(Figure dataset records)
__________________________________________________
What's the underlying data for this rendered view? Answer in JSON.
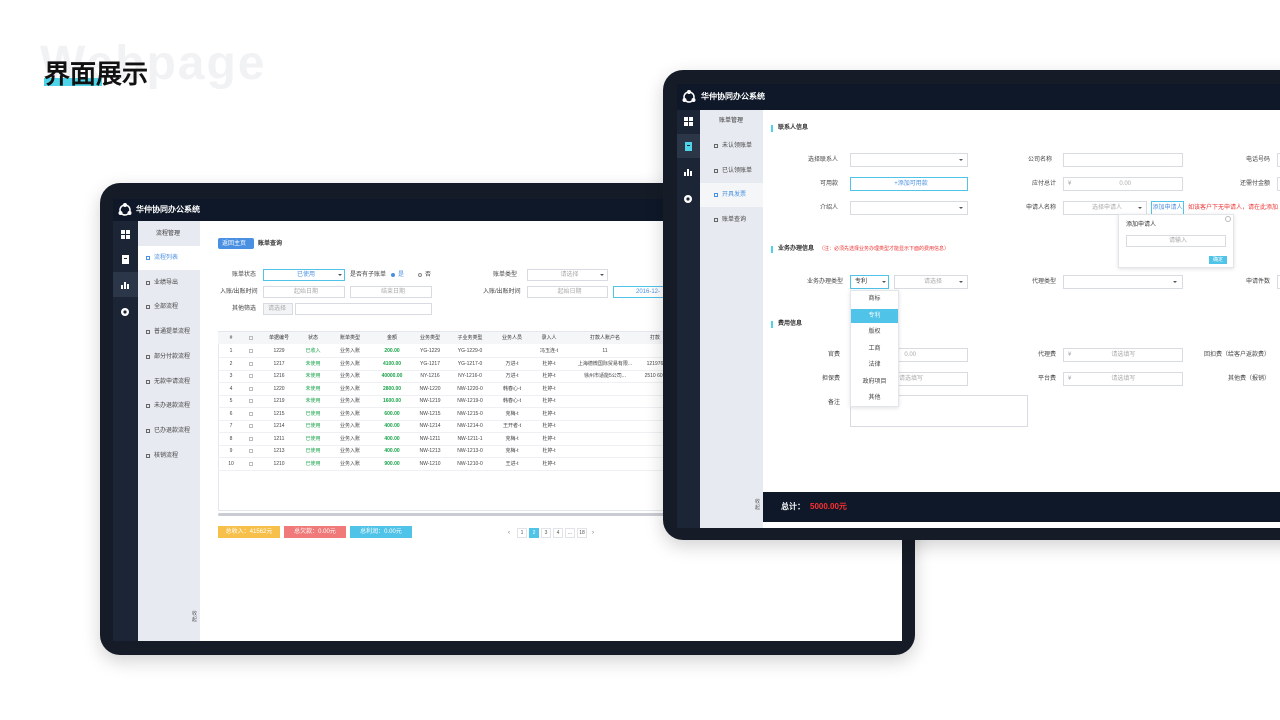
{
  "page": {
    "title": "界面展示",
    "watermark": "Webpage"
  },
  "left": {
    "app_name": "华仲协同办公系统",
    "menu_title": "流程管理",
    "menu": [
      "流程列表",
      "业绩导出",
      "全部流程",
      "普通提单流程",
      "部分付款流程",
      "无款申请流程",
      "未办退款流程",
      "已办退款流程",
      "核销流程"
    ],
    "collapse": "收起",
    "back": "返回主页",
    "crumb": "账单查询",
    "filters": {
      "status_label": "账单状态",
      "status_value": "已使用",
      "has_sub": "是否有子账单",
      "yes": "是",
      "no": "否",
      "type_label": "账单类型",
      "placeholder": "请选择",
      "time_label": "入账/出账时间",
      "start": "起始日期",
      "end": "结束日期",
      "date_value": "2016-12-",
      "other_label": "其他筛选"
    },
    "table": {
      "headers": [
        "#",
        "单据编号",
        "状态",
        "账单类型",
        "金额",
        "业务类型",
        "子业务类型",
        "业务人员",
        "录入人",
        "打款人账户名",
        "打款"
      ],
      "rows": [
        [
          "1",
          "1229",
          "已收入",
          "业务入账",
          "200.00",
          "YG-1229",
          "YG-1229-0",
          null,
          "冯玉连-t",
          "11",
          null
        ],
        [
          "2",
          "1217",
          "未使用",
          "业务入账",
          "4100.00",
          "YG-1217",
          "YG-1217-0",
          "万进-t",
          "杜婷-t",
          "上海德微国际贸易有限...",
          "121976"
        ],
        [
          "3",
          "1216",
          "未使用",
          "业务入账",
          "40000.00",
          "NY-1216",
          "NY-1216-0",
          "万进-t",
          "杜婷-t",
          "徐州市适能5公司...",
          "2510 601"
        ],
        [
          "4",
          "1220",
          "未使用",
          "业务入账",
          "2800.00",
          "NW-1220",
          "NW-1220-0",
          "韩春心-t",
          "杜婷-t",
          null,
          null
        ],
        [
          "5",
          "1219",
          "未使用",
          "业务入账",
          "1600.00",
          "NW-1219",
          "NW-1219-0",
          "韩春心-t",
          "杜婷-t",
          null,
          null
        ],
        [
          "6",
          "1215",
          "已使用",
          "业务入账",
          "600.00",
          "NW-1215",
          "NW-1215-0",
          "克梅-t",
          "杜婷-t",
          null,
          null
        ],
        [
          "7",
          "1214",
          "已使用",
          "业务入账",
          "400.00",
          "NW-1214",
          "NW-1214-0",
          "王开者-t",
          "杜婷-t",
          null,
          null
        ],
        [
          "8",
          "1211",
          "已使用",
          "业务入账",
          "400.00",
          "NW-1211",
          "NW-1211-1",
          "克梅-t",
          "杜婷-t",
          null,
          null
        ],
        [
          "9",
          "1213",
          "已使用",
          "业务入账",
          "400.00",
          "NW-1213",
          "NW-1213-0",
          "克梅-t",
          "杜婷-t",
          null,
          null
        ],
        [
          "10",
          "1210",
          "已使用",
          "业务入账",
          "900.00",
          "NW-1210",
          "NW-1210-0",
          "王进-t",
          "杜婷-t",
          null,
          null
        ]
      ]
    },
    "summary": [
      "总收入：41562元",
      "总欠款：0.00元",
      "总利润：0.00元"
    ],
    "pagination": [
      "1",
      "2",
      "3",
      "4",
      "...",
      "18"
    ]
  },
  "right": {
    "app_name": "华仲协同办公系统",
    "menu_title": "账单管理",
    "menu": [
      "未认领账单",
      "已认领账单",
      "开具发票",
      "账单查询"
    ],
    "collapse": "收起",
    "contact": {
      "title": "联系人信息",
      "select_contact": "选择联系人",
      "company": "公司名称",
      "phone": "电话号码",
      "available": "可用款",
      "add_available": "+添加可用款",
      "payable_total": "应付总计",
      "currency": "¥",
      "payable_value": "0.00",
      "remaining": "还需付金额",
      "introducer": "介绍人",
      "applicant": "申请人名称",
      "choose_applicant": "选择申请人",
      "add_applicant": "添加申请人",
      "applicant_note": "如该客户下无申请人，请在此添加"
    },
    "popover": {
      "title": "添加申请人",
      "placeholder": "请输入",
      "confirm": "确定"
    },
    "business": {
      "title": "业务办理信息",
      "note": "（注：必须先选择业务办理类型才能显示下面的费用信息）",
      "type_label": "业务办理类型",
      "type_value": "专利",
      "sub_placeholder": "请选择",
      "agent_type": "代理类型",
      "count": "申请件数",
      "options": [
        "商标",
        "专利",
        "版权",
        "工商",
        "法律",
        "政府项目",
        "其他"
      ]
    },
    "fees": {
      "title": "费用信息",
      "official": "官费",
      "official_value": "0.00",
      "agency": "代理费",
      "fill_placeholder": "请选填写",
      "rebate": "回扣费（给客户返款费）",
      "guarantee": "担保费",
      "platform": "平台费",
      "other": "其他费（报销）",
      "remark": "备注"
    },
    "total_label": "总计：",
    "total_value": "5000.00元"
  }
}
__________________________________________________
[What this task involves]
Transcribe every record above exactly as written, leaving out any pictures.

[Response]
What's the underlying data for this rendered view? Answer in JSON.
{
  "page": {
    "title": "界面展示",
    "watermark": "Webpage"
  },
  "left": {
    "app_name": "华仲协同办公系统",
    "menu_title": "流程管理",
    "menu": [
      "流程列表",
      "业绩导出",
      "全部流程",
      "普通提单流程",
      "部分付款流程",
      "无款申请流程",
      "未办退款流程",
      "已办退款流程",
      "核销流程"
    ],
    "collapse": "收起",
    "back": "返回主页",
    "crumb": "账单查询",
    "filters": {
      "status_label": "账单状态",
      "status_value": "已使用",
      "has_sub": "是否有子账单",
      "yes": "是",
      "no": "否",
      "type_label": "账单类型",
      "placeholder": "请选择",
      "time_label": "入账/出账时间",
      "start": "起始日期",
      "end": "结束日期",
      "date_value": "2016-12-",
      "other_label": "其他筛选"
    },
    "table": {
      "headers": [
        "#",
        "单据编号",
        "状态",
        "账单类型",
        "金额",
        "业务类型",
        "子业务类型",
        "业务人员",
        "录入人",
        "打款人账户名",
        "打款"
      ],
      "rows": [
        [
          "1",
          "1229",
          "已收入",
          "业务入账",
          "200.00",
          "YG-1229",
          "YG-1229-0",
          null,
          "冯玉连-t",
          "11",
          null
        ],
        [
          "2",
          "1217",
          "未使用",
          "业务入账",
          "4100.00",
          "YG-1217",
          "YG-1217-0",
          "万进-t",
          "杜婷-t",
          "上海德微国际贸易有限...",
          "121976"
        ],
        [
          "3",
          "1216",
          "未使用",
          "业务入账",
          "40000.00",
          "NY-1216",
          "NY-1216-0",
          "万进-t",
          "杜婷-t",
          "徐州市适能5公司...",
          "2510 601"
        ],
        [
          "4",
          "1220",
          "未使用",
          "业务入账",
          "2800.00",
          "NW-1220",
          "NW-1220-0",
          "韩春心-t",
          "杜婷-t",
          null,
          null
        ],
        [
          "5",
          "1219",
          "未使用",
          "业务入账",
          "1600.00",
          "NW-1219",
          "NW-1219-0",
          "韩春心-t",
          "杜婷-t",
          null,
          null
        ],
        [
          "6",
          "1215",
          "已使用",
          "业务入账",
          "600.00",
          "NW-1215",
          "NW-1215-0",
          "克梅-t",
          "杜婷-t",
          null,
          null
        ],
        [
          "7",
          "1214",
          "已使用",
          "业务入账",
          "400.00",
          "NW-1214",
          "NW-1214-0",
          "王开者-t",
          "杜婷-t",
          null,
          null
        ],
        [
          "8",
          "1211",
          "已使用",
          "业务入账",
          "400.00",
          "NW-1211",
          "NW-1211-1",
          "克梅-t",
          "杜婷-t",
          null,
          null
        ],
        [
          "9",
          "1213",
          "已使用",
          "业务入账",
          "400.00",
          "NW-1213",
          "NW-1213-0",
          "克梅-t",
          "杜婷-t",
          null,
          null
        ],
        [
          "10",
          "1210",
          "已使用",
          "业务入账",
          "900.00",
          "NW-1210",
          "NW-1210-0",
          "王进-t",
          "杜婷-t",
          null,
          null
        ]
      ]
    },
    "summary": [
      "总收入：41562元",
      "总欠款：0.00元",
      "总利润：0.00元"
    ],
    "pagination": [
      "1",
      "2",
      "3",
      "4",
      "...",
      "18"
    ]
  },
  "right": {
    "app_name": "华仲协同办公系统",
    "menu_title": "账单管理",
    "menu": [
      "未认领账单",
      "已认领账单",
      "开具发票",
      "账单查询"
    ],
    "collapse": "收起",
    "contact": {
      "title": "联系人信息",
      "select_contact": "选择联系人",
      "company": "公司名称",
      "phone": "电话号码",
      "available": "可用款",
      "add_available": "+添加可用款",
      "payable_total": "应付总计",
      "currency": "¥",
      "payable_value": "0.00",
      "remaining": "还需付金额",
      "introducer": "介绍人",
      "applicant": "申请人名称",
      "choose_applicant": "选择申请人",
      "add_applicant": "添加申请人",
      "applicant_note": "如该客户下无申请人，请在此添加"
    },
    "popover": {
      "title": "添加申请人",
      "placeholder": "请输入",
      "confirm": "确定"
    },
    "business": {
      "title": "业务办理信息",
      "note": "（注：必须先选择业务办理类型才能显示下面的费用信息）",
      "type_label": "业务办理类型",
      "type_value": "专利",
      "sub_placeholder": "请选择",
      "agent_type": "代理类型",
      "count": "申请件数",
      "options": [
        "商标",
        "专利",
        "版权",
        "工商",
        "法律",
        "政府项目",
        "其他"
      ]
    },
    "fees": {
      "title": "费用信息",
      "official": "官费",
      "official_value": "0.00",
      "agency": "代理费",
      "fill_placeholder": "请选填写",
      "rebate": "回扣费（给客户返款费）",
      "guarantee": "担保费",
      "platform": "平台费",
      "other": "其他费（报销）",
      "remark": "备注"
    },
    "total_label": "总计：",
    "total_value": "5000.00元"
  }
}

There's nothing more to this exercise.